TASKS TO PERFORM:
- a) Quote the stretch of the homily on freedom that opens with the words containing "The following text" and closes with "parishioners and more.".
- b) Pick up the homily on the purpose of freedom where it stops and keep writing it.

-- START OF PASSAGE SHOWN --

Using Our Freedom in Accordance with Its Purpose, 13th Sunday (C), June 26, 2016

Fr. Roger J. Landry
St. Michael’s Parish, Lowell, MA
Thirteenth Sunday in Ordinary Time, Year C
17th Anniversary of my Priestly Ordination
June 26, 2016
1 Kings 19:16,19-21, Ps 16, Gal 5:1.13-18, Lk 9:51-62

 

To listen to an audio recording of today’s homily, please click below: 

 

The following text guided today’s homily: 

The Purpose of our Freedom

“For freedom, Christ has set us free.” These words from today’s second reading from St. Paul to the Galatians allow us to focus on one of life’s most important questions and receive God’s help to answer it: What is the purpose of our freedom? What is the relationship between freedom and law, especially my freedom and God’s holy law? How do I grow in freedom and how do lose freedom? These are questions that are good for us to ponder not only as we prepare for Independence Day in just over a week, not just as we ponder what just happened in Great Britain in its exit from the European Union in what the victorious sign called a “liberation,” but as we look at many of the big questions that are facing us as Christians, as citizens, family members, parishioners and more.

-- END OF PASSAGE SHOWN --
-- START OF EXCERPTED RECORDS --

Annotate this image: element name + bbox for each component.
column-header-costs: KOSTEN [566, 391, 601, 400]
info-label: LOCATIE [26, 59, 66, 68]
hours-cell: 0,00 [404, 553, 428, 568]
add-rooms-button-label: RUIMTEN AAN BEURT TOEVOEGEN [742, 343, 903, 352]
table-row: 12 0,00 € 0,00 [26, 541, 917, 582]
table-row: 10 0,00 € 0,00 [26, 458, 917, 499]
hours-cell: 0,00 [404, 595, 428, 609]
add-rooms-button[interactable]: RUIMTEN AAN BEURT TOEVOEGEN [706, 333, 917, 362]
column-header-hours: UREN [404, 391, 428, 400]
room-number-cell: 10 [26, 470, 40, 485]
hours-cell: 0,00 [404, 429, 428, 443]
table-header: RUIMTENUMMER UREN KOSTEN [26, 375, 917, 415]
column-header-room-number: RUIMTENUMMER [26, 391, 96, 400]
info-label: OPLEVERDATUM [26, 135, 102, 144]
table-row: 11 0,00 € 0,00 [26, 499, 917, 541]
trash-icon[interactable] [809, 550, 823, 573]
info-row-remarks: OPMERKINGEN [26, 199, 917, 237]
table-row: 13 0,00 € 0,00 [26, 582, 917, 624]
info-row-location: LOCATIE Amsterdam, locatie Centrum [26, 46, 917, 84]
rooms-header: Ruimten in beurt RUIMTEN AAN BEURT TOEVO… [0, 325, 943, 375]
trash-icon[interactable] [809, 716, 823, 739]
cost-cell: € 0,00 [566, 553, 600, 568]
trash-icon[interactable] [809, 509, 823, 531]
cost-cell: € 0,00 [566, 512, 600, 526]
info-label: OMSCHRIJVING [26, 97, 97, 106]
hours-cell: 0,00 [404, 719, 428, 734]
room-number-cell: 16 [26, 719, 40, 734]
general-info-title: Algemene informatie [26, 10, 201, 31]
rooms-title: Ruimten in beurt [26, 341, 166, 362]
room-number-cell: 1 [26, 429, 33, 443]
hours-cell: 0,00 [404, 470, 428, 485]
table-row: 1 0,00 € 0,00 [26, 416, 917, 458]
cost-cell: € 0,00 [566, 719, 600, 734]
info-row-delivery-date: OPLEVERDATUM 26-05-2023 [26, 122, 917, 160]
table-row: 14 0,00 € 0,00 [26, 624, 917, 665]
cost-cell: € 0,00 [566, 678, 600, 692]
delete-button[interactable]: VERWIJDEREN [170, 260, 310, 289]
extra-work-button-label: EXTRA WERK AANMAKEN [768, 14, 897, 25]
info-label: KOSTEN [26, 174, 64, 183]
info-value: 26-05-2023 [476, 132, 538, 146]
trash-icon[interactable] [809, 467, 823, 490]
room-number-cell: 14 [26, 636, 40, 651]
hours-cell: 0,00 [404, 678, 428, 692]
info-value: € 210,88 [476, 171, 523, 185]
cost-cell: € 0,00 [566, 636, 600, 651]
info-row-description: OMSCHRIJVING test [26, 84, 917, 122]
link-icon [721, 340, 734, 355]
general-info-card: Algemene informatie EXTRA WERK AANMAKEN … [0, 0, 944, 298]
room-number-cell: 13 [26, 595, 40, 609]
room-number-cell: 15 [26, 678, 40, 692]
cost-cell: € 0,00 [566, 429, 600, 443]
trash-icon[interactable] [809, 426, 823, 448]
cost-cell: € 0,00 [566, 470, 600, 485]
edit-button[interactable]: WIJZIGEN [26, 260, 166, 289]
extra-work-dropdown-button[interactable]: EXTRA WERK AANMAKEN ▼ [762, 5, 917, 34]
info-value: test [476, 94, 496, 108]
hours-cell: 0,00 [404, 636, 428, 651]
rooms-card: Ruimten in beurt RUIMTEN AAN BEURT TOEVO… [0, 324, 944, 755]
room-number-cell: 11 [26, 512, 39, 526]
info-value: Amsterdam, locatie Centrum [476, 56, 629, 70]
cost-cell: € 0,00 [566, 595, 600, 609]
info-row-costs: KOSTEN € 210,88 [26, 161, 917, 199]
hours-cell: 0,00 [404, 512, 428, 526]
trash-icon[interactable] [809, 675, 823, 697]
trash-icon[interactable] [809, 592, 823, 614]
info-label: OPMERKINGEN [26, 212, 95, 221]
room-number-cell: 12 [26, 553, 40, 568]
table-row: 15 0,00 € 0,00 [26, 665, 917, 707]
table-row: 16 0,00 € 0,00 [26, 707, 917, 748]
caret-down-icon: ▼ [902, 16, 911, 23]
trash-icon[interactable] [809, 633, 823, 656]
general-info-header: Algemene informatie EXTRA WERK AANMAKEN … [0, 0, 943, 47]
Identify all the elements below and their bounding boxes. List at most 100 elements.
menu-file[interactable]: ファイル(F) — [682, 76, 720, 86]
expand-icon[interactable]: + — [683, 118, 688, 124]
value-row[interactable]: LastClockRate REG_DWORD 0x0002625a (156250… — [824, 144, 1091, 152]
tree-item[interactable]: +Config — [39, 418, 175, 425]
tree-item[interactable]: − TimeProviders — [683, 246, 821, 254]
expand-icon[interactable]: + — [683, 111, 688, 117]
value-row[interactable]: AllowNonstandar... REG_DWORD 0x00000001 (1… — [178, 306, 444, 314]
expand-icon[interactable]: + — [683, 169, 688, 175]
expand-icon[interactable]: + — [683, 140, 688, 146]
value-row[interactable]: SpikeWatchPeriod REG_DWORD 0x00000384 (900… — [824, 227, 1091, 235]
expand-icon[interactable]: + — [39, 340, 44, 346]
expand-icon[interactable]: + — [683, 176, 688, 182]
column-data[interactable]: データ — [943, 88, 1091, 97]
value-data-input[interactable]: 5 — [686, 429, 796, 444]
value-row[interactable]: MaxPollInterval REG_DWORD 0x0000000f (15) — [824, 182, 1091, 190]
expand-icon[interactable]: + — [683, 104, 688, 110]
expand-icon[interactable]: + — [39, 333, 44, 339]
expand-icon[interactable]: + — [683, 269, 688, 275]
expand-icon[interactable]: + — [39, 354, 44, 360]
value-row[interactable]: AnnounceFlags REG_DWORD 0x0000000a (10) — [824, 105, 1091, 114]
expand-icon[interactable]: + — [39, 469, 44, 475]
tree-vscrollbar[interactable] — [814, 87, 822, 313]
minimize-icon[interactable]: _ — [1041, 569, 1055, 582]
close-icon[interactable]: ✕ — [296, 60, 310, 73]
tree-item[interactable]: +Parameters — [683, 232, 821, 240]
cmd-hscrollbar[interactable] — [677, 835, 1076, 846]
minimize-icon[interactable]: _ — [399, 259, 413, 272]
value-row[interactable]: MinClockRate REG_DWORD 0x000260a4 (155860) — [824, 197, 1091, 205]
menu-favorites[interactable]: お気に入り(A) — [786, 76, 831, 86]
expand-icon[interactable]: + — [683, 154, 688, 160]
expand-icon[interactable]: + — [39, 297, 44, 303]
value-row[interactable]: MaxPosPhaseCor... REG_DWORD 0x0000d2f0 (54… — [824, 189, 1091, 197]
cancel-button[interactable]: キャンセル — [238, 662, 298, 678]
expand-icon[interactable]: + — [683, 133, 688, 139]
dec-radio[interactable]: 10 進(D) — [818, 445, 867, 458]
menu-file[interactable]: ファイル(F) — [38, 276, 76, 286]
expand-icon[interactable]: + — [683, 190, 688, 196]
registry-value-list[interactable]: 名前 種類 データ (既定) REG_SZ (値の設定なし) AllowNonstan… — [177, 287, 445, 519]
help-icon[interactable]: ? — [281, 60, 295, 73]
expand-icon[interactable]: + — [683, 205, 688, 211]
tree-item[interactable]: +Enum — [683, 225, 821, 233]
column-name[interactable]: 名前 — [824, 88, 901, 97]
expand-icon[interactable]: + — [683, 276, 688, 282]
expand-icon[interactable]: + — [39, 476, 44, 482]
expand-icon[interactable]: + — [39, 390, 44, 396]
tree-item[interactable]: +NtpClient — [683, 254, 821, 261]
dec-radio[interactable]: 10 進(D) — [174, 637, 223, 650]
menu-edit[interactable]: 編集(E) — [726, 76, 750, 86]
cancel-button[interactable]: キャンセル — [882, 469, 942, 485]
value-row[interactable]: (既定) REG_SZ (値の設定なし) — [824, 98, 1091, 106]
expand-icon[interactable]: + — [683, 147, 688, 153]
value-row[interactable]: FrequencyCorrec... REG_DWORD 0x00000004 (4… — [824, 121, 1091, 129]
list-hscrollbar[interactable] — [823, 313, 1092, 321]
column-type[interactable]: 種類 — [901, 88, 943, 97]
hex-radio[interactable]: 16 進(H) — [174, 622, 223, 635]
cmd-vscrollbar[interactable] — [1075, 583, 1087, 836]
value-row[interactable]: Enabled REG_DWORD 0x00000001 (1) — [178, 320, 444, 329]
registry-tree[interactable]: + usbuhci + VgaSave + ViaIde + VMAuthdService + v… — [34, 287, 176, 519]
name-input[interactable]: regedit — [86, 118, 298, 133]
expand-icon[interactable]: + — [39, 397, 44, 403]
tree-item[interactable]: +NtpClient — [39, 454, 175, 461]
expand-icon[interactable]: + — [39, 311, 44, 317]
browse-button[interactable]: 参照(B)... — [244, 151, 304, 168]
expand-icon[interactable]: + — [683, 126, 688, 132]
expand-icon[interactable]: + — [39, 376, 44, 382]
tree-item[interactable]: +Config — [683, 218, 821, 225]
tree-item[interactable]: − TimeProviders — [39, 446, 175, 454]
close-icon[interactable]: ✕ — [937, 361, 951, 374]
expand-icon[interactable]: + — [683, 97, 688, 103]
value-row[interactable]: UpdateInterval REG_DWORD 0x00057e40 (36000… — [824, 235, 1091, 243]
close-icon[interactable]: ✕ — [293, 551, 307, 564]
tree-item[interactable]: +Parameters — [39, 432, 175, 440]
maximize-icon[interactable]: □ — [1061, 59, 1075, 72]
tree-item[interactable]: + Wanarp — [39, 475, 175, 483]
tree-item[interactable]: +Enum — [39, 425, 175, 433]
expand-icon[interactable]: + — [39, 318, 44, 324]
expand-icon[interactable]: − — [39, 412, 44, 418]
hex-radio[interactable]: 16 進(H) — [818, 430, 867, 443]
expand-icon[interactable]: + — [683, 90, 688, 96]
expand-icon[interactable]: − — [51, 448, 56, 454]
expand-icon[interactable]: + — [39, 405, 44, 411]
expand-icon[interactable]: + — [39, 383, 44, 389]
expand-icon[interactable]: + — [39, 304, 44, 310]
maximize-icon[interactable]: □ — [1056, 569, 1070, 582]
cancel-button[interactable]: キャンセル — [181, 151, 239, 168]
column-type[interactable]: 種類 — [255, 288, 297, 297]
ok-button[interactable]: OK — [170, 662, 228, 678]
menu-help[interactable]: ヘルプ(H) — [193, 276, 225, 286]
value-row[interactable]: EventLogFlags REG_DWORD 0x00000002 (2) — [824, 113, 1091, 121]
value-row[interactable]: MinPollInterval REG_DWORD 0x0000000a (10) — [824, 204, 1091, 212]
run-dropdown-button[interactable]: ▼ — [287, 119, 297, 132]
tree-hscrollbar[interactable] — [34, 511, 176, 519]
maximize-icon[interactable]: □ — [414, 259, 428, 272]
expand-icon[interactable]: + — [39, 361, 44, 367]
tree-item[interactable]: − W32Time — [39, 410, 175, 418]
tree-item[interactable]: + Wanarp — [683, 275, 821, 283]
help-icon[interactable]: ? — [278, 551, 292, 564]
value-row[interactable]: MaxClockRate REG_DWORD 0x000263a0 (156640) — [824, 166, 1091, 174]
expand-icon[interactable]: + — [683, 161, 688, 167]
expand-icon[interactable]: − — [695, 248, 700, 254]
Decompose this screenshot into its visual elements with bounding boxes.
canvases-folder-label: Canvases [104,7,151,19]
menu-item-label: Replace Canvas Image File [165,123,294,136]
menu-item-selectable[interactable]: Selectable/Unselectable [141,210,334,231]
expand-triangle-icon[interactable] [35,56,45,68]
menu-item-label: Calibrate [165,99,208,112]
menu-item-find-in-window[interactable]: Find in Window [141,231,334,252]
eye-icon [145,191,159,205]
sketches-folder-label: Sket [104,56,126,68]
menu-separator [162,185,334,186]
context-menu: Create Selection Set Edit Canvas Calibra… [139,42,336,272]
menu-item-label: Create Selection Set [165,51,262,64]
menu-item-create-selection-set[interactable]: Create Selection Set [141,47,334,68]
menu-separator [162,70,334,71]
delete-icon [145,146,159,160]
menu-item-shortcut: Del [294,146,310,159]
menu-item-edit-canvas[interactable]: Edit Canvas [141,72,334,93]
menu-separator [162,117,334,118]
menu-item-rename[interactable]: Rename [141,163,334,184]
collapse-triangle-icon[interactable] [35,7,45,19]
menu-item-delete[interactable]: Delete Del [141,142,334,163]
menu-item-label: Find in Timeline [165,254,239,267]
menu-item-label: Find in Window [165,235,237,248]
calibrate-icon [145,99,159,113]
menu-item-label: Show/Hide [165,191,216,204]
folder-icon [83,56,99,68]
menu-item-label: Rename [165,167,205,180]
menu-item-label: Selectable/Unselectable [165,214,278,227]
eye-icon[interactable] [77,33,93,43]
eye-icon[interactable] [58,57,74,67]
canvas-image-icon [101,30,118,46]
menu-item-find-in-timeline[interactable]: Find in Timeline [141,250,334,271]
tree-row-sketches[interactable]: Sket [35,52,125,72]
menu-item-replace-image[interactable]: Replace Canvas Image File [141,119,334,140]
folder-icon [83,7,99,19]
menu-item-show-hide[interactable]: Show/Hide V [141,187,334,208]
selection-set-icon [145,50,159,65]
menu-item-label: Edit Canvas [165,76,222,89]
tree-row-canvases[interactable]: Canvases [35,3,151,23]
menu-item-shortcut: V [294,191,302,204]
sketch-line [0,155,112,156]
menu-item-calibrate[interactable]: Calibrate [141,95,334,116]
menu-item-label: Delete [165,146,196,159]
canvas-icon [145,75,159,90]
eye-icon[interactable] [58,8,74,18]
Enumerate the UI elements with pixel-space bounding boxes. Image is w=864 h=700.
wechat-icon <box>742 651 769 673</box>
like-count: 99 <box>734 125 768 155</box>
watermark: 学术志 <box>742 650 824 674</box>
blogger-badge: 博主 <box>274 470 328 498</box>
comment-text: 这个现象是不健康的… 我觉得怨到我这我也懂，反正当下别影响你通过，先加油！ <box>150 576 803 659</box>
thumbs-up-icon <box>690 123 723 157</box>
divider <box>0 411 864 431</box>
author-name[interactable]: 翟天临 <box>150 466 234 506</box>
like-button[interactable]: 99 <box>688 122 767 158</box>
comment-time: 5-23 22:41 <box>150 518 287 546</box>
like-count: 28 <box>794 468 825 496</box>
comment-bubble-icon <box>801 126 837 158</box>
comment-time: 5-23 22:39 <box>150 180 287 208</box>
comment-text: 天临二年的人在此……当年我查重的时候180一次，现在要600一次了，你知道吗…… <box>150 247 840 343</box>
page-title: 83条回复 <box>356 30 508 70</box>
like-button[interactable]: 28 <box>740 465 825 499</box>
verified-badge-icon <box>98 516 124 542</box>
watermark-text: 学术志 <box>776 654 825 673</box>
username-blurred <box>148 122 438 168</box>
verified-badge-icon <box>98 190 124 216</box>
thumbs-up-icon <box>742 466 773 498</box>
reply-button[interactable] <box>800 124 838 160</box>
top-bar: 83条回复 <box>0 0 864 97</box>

-- END OF EXCERPTED RECORDS --

EXPECTED RESULTS:
- a)
The following text guided today’s homily: 

The Purpose of our Freedom

“For freedom, Christ has set us free.” These words from today’s second reading from St. Paul to the Galatians allow us to focus on one of life’s most important questions and receive God’s help to answer it: What is the purpose of our freedom? What is the relationship between freedom and law, especially my freedom and God’s holy law? How do I grow in freedom and how do lose freedom? These are questions that are good for us to ponder not only as we prepare for Independence Day in just over a week, not just as we ponder what just happened in Great Britain in its exit from the European Union in what the victorious sign called a “liberation,” but as we look at many of the big questions that are facing us as Christians, as citizens, family members, parishioners and more.

- b)
“For freedom, Christ has set us free.” All that the Lord Jesus has done for us was to set us free, free from the power of sin and from the death to which sin leads. But that liberation by Christ has a purpose: Christ has set us free “for freedom.” He has liberated us in order that we may truly be free, because in order for us to fulfill our vocation to love God with all our mind, heart, soul and strength and to love others as Christ has loved us, we must be free, since we can never love out of compulsion. At the same time, we have to realize that we can also misuse our freedom to enslave ourselves, by becoming addicts, for example, to drugs, or to pornography, or even to getting our own way all the time. That’s why St. Paul tells us, “So stand firm [in freedom] and do not submit again to the yoke of slavery.” Christ has opened up the prison cell and led us out into the light, but now we need to use that great gift of freedom to continue to follow him more and more into the light rather than to return to the self-imposed darkness of the servitude of sin and egocentrism.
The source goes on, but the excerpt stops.